WHAT YOU WILL DO: Retype the whole listing, please, keeping every line exact and dropping the pictures.

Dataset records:
——————

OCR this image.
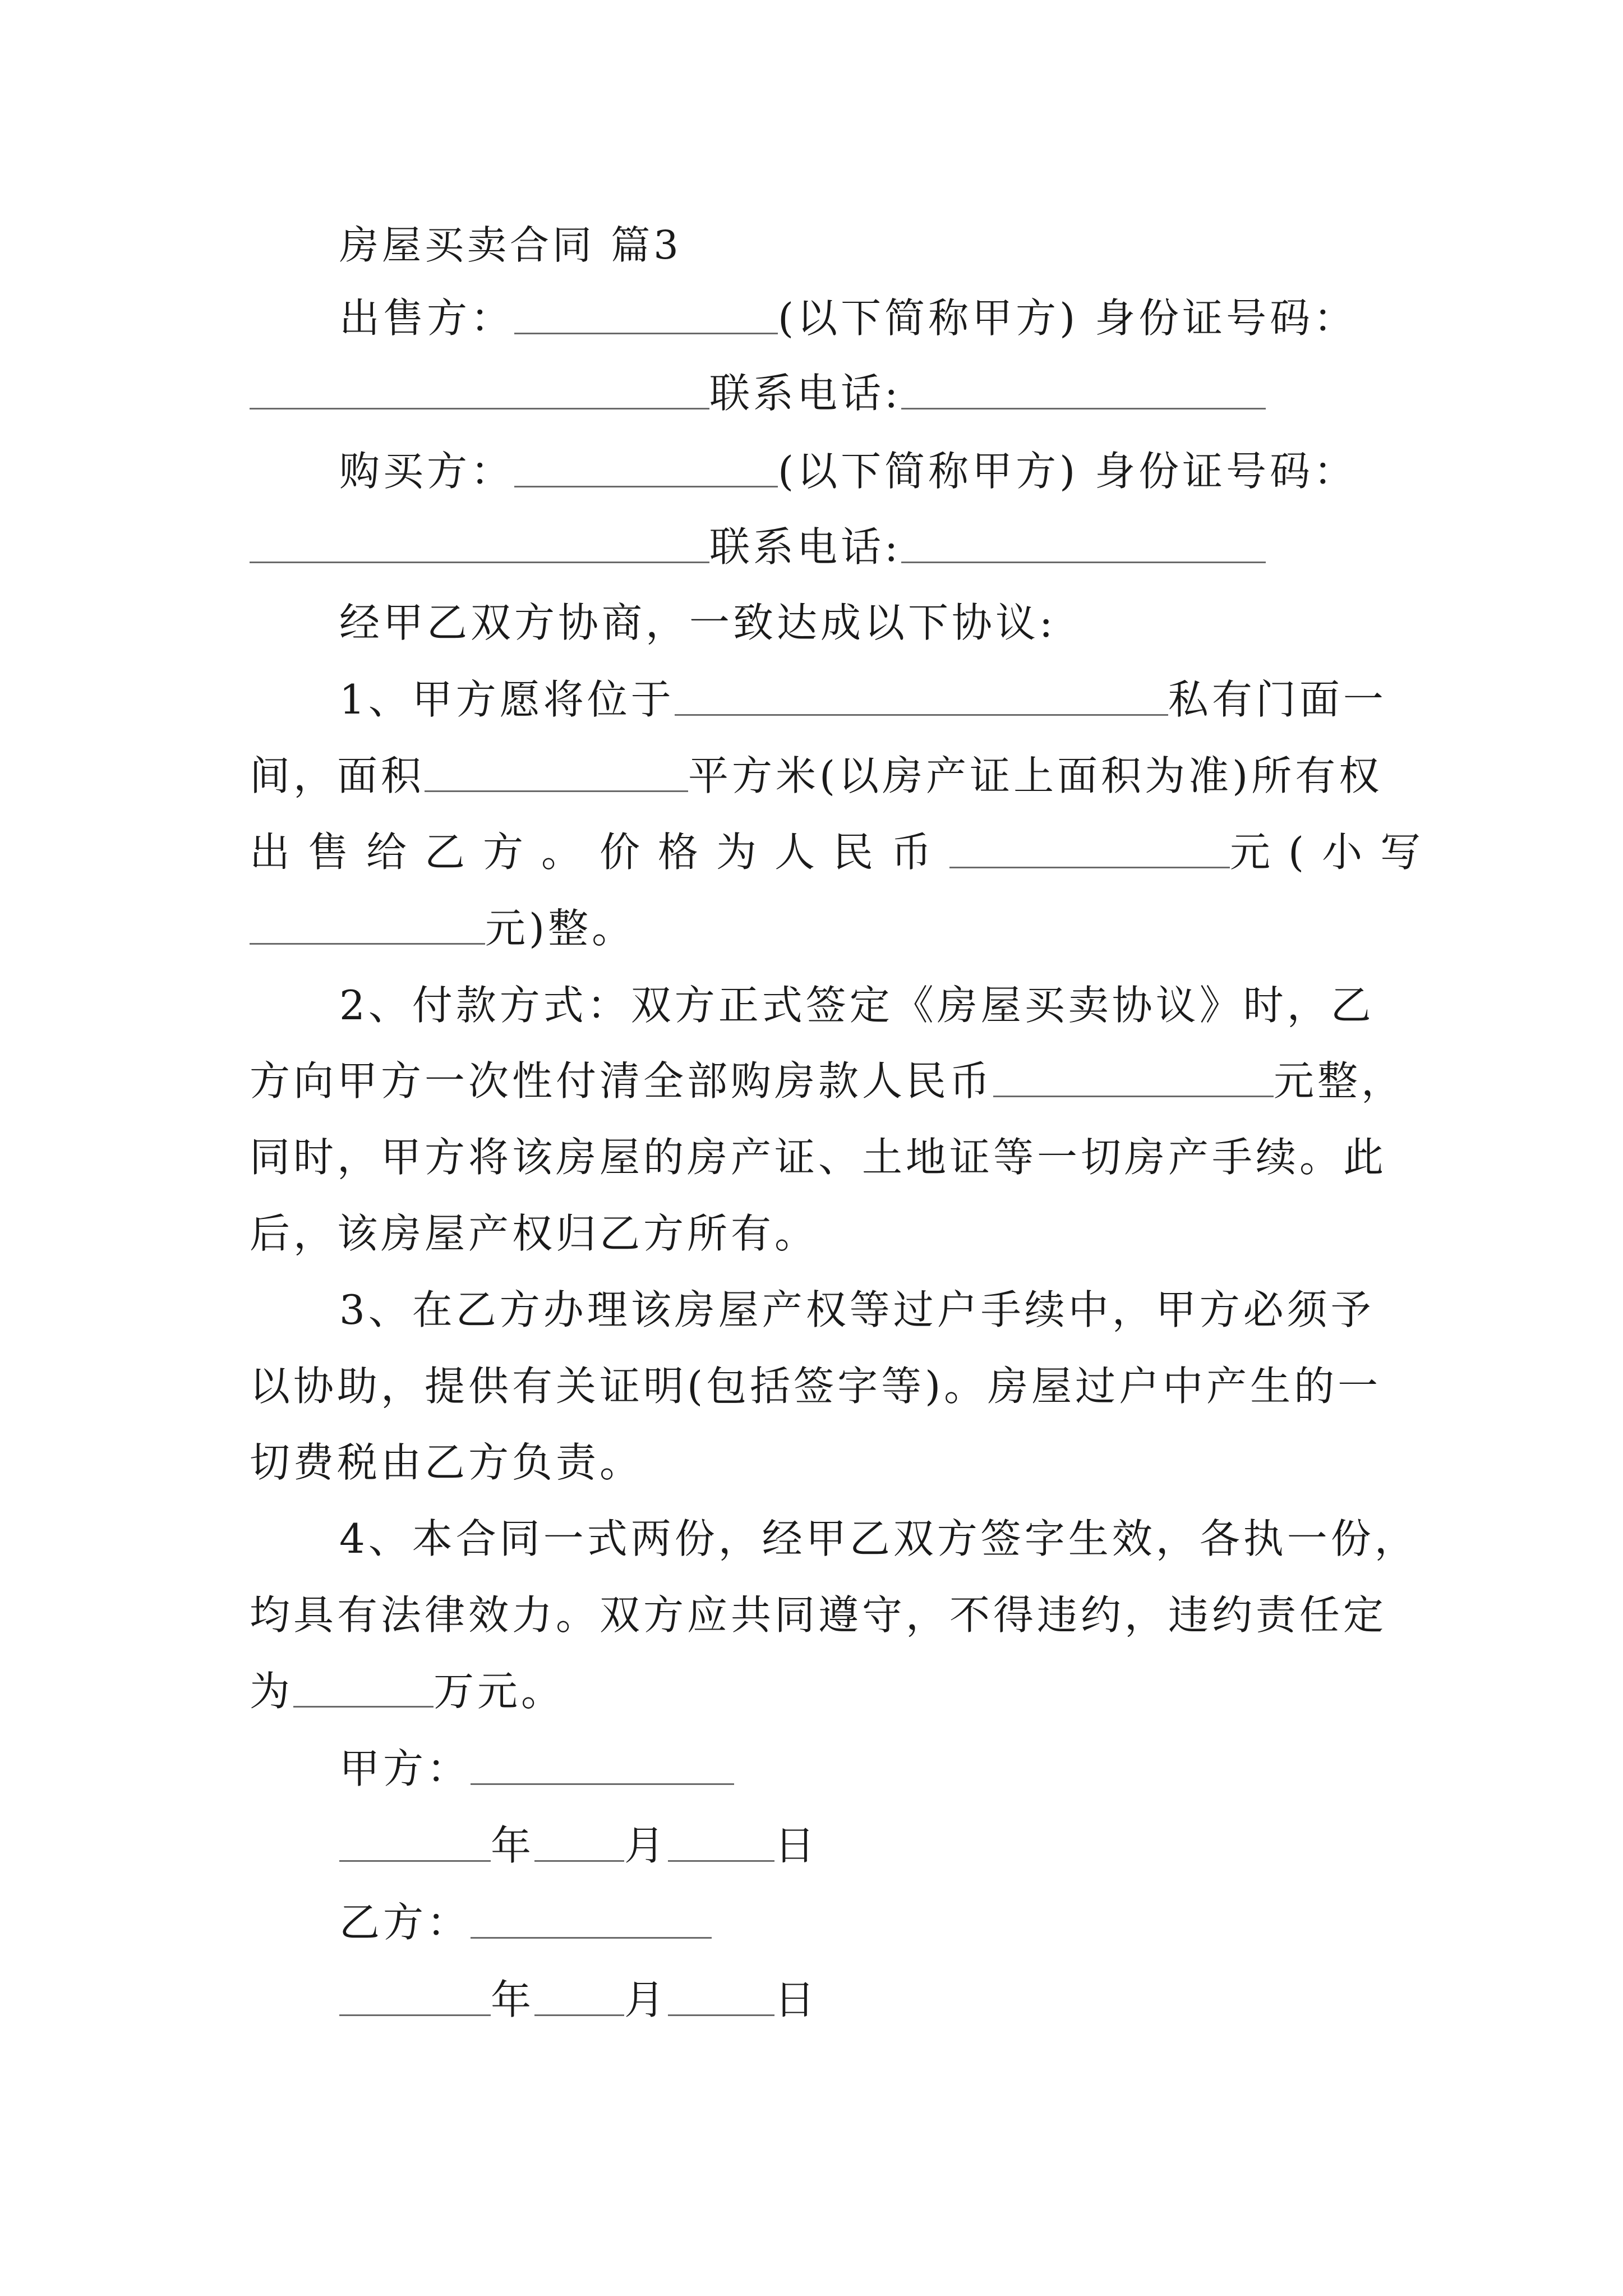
房屋买卖合同 篇3
出售方：	(以下简称甲方) 身份证号码：
联系电话:
购买方：	(以下简称甲方) 身份证号码：
联系电话:
经甲乙双方协商，一致达成以下协议:
1、甲方愿将位于	私有门面一
间，面积	平方米(以房产证上面积为准)所有权
出售给乙方。价格为人民币	元(小写
元)整。
2、付款方式：双方正式签定《房屋买卖协议》时，乙
方向甲方一次性付清全部购房款人民币	元整，
同时，甲方将该房屋的房产证、土地证等一切房产手续。此
后，该房屋产权归乙方所有。
3、在乙方办理该房屋产权等过户手续中，甲方必须予
以协助，提供有关证明(包括签字等)。房屋过户中产生的一
切费税由乙方负责。
4、本合同一式两份，经甲乙双方签字生效，各执一份，
均具有法律效力。双方应共同遵守，不得违约，违约责任定
为	万元。
甲方：
年 月	日
乙方：
年 月	日
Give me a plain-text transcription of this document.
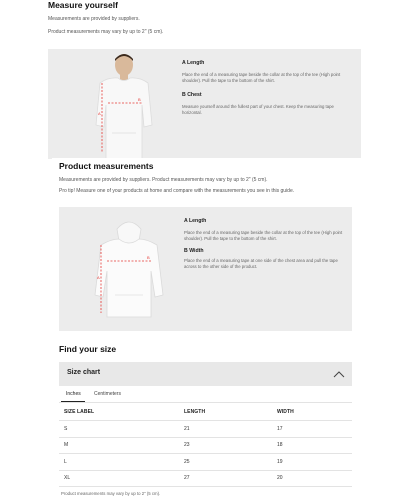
Measure yourself
Measurements are provided by suppliers.
Product measurements may vary by up to 2" (5 cm).
A
B
A Length
Place the end of a measuring tape beside the collar at the top of the tee (High point shoulder). Pull the tape to the bottom of the shirt.
B Chest
Measure yourself around the fullest part of your chest. Keep the measuring tape horizontal.
Product measurements
Measurements are provided by suppliers. Product measurements may vary by up to 2" (5 cm).
Pro tip! Measure one of your products at home and compare with the measurements you see in this guide.
A
B
A Length
Place the end of a measuring tape beside the collar at the top of the tee (High point shoulder). Pull the tape to the bottom of the shirt.
B Width
Place the end of a measuring tape at one side of the chest area and pull the tape across to the other side of the product.
Find your size
Size chart
Inches	Centimeters
SIZE LABEL	LENGTH	WIDTH
S	21	17
M	23	18
L	25	19
XL	27	20
Product measurements may vary by up to 2" (5 cm).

——————

WRITTEN RESPONSE:
OCR this image.
房屋买卖合同 篇3
出售方：	(以下简称甲方) 身份证号码：
联系电话:
购买方：	(以下简称甲方) 身份证号码：
联系电话:
经甲乙双方协商，一致达成以下协议:
1、甲方愿将位于	私有门面一
间，面积	平方米(以房产证上面积为准)所有权
出售给乙方。价格为人民币	元(小写
元)整。
2、付款方式：双方正式签定《房屋买卖协议》时，乙
方向甲方一次性付清全部购房款人民币	元整，
同时，甲方将该房屋的房产证、土地证等一切房产手续。此
后，该房屋产权归乙方所有。
3、在乙方办理该房屋产权等过户手续中，甲方必须予
以协助，提供有关证明(包括签字等)。房屋过户中产生的一
切费税由乙方负责。
4、本合同一式两份，经甲乙双方签字生效，各执一份，
均具有法律效力。双方应共同遵守，不得违约，违约责任定
为	万元。
甲方：
年 月	日
乙方：
年 月	日
Give me a plain-text transcription of this document.
Measure yourself
Measurements are provided by suppliers.
Product measurements may vary by up to 2" (5 cm).
A
B
A Length
Place the end of a measuring tape beside the collar at the top of the tee (High point shoulder). Pull the tape to the bottom of the shirt.
B Chest
Measure yourself around the fullest part of your chest. Keep the measuring tape horizontal.
Product measurements
Measurements are provided by suppliers. Product measurements may vary by up to 2" (5 cm).
Pro tip! Measure one of your products at home and compare with the measurements you see in this guide.
A
B
A Length
Place the end of a measuring tape beside the collar at the top of the tee (High point shoulder). Pull the tape to the bottom of the shirt.
B Width
Place the end of a measuring tape at one side of the chest area and pull the tape across to the other side of the product.
Find your size
Size chart
Inches	Centimeters
SIZE LABEL	LENGTH	WIDTH
S	21	17
M	23	18
L	25	19
XL	27	20
Product measurements may vary by up to 2" (5 cm).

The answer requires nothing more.